>>

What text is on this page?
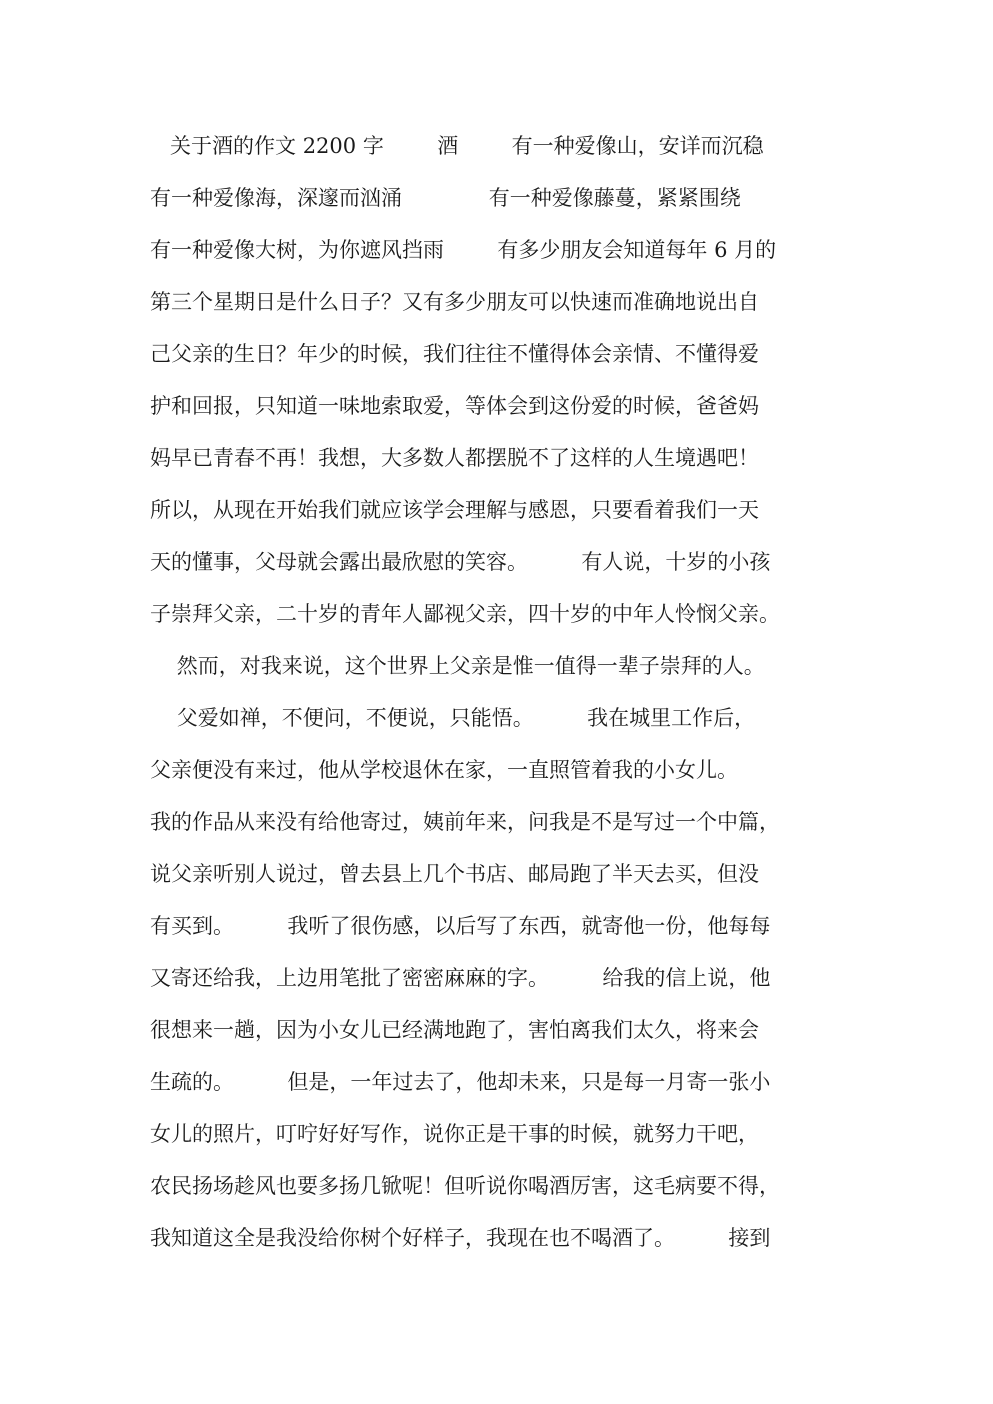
关于酒的作文 2200 字        酒        有一种爱像山，安详而沉稳
有一种爱像海，深邃而汹涌             有一种爱像藤蔓，紧紧围绕
有一种爱像大树，为你遮风挡雨        有多少朋友会知道每年 6 月的
第三个星期日是什么日子？又有多少朋友可以快速而准确地说出自
己父亲的生日？年少的时候，我们往往不懂得体会亲情、不懂得爱
护和回报，只知道一味地索取爱，等体会到这份爱的时候，爸爸妈
妈早已青春不再！我想，大多数人都摆脱不了这样的人生境遇吧！
所以，从现在开始我们就应该学会理解与感恩，只要看着我们一天
天的懂事，父母就会露出最欣慰的笑容。        有人说，十岁的小孩
子崇拜父亲，二十岁的青年人鄙视父亲，四十岁的中年人怜悯父亲。
然而，对我来说，这个世界上父亲是惟一值得一辈子崇拜的人。
父爱如禅，不便问，不便说，只能悟。        我在城里工作后，
父亲便没有来过，他从学校退休在家，一直照管着我的小女儿。
我的作品从来没有给他寄过，姨前年来，问我是不是写过一个中篇，
说父亲听别人说过，曾去县上几个书店、邮局跑了半天去买，但没
有买到。        我听了很伤感，以后写了东西，就寄他一份，他每每
又寄还给我，上边用笔批了密密麻麻的字。        给我的信上说，他
很想来一趟，因为小女儿已经满地跑了，害怕离我们太久，将来会
生疏的。        但是，一年过去了，他却未来，只是每一月寄一张小
女儿的照片，叮咛好好写作，说你正是干事的时候，就努力干吧，
农民扬场趁风也要多扬几锨呢！但听说你喝酒厉害，这毛病要不得，
我知道这全是我没给你树个好样子，我现在也不喝酒了。        接到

<<

[Short task] Make an exact copy of the data, leaving its pictures out.

[Solution to the exercise]
What text is on this page?
关于酒的作文 2200 字        酒        有一种爱像山，安详而沉稳
有一种爱像海，深邃而汹涌             有一种爱像藤蔓，紧紧围绕
有一种爱像大树，为你遮风挡雨        有多少朋友会知道每年 6 月的
第三个星期日是什么日子？又有多少朋友可以快速而准确地说出自
己父亲的生日？年少的时候，我们往往不懂得体会亲情、不懂得爱
护和回报，只知道一味地索取爱，等体会到这份爱的时候，爸爸妈
妈早已青春不再！我想，大多数人都摆脱不了这样的人生境遇吧！
所以，从现在开始我们就应该学会理解与感恩，只要看着我们一天
天的懂事，父母就会露出最欣慰的笑容。        有人说，十岁的小孩
子崇拜父亲，二十岁的青年人鄙视父亲，四十岁的中年人怜悯父亲。
然而，对我来说，这个世界上父亲是惟一值得一辈子崇拜的人。
父爱如禅，不便问，不便说，只能悟。        我在城里工作后，
父亲便没有来过，他从学校退休在家，一直照管着我的小女儿。
我的作品从来没有给他寄过，姨前年来，问我是不是写过一个中篇，
说父亲听别人说过，曾去县上几个书店、邮局跑了半天去买，但没
有买到。        我听了很伤感，以后写了东西，就寄他一份，他每每
又寄还给我，上边用笔批了密密麻麻的字。        给我的信上说，他
很想来一趟，因为小女儿已经满地跑了，害怕离我们太久，将来会
生疏的。        但是，一年过去了，他却未来，只是每一月寄一张小
女儿的照片，叮咛好好写作，说你正是干事的时候，就努力干吧，
农民扬场趁风也要多扬几锨呢！但听说你喝酒厉害，这毛病要不得，
我知道这全是我没给你树个好样子，我现在也不喝酒了。        接到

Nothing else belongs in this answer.